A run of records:
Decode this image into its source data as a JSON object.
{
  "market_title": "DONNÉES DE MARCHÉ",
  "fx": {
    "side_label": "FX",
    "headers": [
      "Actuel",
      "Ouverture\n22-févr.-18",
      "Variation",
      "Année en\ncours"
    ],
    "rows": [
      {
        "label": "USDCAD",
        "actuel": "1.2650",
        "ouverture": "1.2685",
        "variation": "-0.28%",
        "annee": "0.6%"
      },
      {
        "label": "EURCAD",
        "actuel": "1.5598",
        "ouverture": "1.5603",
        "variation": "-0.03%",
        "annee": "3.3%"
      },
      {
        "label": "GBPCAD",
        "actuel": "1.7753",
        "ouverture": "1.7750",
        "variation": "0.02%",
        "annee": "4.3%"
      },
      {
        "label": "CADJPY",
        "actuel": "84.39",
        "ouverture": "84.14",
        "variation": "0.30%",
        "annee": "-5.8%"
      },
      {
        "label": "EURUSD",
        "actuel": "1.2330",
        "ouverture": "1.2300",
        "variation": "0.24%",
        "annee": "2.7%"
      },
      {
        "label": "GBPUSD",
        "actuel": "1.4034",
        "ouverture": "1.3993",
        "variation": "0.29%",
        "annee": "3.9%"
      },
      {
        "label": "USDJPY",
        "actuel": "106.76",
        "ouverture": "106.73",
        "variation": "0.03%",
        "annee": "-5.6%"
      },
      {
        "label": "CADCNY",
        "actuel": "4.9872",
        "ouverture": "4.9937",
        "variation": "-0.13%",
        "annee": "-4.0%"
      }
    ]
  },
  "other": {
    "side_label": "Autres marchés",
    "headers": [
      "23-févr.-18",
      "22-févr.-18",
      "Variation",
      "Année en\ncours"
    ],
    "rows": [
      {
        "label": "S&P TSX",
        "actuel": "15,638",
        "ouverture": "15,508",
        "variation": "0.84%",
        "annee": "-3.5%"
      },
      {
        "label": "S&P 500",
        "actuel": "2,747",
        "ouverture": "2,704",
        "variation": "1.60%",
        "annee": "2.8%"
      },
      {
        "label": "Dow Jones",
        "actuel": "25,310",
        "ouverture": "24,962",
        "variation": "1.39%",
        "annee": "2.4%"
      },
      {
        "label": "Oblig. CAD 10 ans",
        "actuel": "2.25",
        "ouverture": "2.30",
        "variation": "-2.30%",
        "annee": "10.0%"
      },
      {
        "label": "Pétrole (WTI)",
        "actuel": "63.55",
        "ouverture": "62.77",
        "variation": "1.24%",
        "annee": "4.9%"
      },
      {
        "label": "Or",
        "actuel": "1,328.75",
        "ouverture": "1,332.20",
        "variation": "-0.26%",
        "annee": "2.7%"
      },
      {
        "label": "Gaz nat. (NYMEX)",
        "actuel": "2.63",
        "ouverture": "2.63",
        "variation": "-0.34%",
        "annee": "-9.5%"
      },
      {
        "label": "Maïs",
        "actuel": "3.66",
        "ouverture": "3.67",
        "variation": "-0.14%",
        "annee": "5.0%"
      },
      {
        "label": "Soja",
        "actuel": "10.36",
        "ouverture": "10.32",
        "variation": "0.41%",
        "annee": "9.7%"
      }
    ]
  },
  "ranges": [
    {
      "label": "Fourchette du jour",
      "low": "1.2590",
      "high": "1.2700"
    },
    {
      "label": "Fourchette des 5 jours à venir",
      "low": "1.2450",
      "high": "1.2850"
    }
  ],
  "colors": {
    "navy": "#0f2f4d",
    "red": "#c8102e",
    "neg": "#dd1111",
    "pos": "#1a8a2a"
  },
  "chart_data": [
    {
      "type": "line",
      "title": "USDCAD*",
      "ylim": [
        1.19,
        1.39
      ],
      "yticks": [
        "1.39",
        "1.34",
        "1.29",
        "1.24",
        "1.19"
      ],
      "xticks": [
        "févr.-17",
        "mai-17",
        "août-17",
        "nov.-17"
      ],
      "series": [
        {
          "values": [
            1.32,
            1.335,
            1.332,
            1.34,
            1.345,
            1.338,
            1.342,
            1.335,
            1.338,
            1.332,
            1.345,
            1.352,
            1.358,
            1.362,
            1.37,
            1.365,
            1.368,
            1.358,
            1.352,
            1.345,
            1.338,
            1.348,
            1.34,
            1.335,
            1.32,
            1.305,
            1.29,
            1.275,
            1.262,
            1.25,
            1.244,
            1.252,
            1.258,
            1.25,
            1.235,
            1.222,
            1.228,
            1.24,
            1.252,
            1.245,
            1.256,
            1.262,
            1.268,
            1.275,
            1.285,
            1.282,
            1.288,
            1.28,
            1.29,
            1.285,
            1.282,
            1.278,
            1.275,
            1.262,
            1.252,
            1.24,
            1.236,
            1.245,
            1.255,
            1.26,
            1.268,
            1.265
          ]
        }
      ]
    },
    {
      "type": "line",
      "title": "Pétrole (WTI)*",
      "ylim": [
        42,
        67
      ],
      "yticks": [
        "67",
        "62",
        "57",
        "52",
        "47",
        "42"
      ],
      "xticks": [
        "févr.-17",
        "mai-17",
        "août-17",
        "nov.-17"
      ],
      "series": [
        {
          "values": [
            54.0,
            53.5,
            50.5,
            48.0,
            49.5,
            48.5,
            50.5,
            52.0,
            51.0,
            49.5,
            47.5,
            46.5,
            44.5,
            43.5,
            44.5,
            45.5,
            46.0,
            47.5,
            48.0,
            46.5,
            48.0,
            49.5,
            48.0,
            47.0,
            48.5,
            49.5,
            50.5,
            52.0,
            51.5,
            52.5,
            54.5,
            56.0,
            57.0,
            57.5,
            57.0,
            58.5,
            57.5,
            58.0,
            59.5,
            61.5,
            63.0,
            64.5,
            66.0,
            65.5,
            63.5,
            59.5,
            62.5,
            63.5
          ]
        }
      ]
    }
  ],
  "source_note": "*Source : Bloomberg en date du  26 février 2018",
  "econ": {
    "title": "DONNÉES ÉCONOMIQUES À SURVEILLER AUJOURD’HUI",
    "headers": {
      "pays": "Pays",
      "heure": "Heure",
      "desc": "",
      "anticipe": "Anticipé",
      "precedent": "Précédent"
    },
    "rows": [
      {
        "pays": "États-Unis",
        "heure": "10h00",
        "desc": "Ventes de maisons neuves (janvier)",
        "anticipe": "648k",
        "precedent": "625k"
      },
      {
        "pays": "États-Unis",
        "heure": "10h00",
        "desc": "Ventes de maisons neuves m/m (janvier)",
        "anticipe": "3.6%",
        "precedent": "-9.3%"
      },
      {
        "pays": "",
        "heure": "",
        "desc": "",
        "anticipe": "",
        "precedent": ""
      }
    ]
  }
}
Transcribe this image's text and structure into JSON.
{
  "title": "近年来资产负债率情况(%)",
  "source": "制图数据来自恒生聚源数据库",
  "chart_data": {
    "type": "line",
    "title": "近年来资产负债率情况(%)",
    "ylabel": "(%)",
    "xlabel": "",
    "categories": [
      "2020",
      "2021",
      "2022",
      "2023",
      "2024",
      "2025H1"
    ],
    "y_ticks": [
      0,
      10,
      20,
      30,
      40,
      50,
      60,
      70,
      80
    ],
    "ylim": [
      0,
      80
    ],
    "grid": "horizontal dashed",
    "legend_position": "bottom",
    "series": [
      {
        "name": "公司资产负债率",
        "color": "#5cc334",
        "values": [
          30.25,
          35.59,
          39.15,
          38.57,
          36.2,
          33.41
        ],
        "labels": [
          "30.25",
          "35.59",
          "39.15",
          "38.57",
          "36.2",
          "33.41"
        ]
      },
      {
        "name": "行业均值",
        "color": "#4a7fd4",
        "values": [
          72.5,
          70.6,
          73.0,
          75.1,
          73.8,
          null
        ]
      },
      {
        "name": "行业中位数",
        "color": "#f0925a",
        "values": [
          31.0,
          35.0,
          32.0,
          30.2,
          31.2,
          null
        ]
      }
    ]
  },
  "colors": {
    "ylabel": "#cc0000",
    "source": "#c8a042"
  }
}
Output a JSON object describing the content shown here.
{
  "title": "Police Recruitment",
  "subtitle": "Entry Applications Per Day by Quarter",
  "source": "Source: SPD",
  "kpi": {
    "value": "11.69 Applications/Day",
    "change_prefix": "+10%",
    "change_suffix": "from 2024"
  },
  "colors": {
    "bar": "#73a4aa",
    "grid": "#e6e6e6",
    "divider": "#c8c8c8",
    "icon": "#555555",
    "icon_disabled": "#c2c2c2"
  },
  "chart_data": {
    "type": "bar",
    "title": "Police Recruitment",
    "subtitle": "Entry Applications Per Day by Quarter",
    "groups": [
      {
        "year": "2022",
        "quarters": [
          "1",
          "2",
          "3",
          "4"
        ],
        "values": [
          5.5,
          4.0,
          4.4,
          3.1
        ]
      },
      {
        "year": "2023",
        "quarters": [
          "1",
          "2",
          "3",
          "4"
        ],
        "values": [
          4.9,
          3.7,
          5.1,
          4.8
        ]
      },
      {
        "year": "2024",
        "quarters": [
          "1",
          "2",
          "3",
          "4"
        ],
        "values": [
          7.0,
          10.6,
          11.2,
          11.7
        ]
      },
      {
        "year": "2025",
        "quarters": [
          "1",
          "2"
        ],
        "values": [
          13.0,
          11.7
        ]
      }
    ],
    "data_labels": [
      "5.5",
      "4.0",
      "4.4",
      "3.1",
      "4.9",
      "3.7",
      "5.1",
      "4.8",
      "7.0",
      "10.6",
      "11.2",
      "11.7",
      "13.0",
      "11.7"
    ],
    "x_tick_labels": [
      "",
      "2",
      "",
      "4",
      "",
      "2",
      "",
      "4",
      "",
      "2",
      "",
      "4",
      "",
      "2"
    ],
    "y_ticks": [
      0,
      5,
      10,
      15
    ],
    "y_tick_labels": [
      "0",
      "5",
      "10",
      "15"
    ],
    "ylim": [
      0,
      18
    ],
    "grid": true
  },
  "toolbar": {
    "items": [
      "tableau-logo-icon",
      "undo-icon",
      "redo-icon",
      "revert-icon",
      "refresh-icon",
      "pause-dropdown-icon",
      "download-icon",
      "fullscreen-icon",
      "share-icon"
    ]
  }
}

[OBJECTIVE]
Quote, word for word, every line starting at the one that contains "Output a JSON" and ending with the final line of the entries.

[WRITTEN ANSWER]
Output a JSON object describing the content shown here.
{
  "title": "Police Recruitment",
  "subtitle": "Entry Applications Per Day by Quarter",
  "source": "Source: SPD",
  "kpi": {
    "value": "11.69 Applications/Day",
    "change_prefix": "+10%",
    "change_suffix": "from 2024"
  },
  "colors": {
    "bar": "#73a4aa",
    "grid": "#e6e6e6",
    "divider": "#c8c8c8",
    "icon": "#555555",
    "icon_disabled": "#c2c2c2"
  },
  "chart_data": {
    "type": "bar",
    "title": "Police Recruitment",
    "subtitle": "Entry Applications Per Day by Quarter",
    "groups": [
      {
        "year": "2022",
        "quarters": [
          "1",
          "2",
          "3",
          "4"
        ],
        "values": [
          5.5,
          4.0,
          4.4,
          3.1
        ]
      },
      {
        "year": "2023",
        "quarters": [
          "1",
          "2",
          "3",
          "4"
        ],
        "values": [
          4.9,
          3.7,
          5.1,
          4.8
        ]
      },
      {
        "year": "2024",
        "quarters": [
          "1",
          "2",
          "3",
          "4"
        ],
        "values": [
          7.0,
          10.6,
          11.2,
          11.7
        ]
      },
      {
        "year": "2025",
        "quarters": [
          "1",
          "2"
        ],
        "values": [
          13.0,
          11.7
        ]
      }
    ],
    "data_labels": [
      "5.5",
      "4.0",
      "4.4",
      "3.1",
      "4.9",
      "3.7",
      "5.1",
      "4.8",
      "7.0",
      "10.6",
      "11.2",
      "11.7",
      "13.0",
      "11.7"
    ],
    "x_tick_labels": [
      "",
      "2",
      "",
      "4",
      "",
      "2",
      "",
      "4",
      "",
      "2",
      "",
      "4",
      "",
      "2"
    ],
    "y_ticks": [
      0,
      5,
      10,
      15
    ],
    "y_tick_labels": [
      "0",
      "5",
      "10",
      "15"
    ],
    "ylim": [
      0,
      18
    ],
    "grid": true
  },
  "toolbar": {
    "items": [
      "tableau-logo-icon",
      "undo-icon",
      "redo-icon",
      "revert-icon",
      "refresh-icon",
      "pause-dropdown-icon",
      "download-icon",
      "fullscreen-icon",
      "share-icon"
    ]
  }
}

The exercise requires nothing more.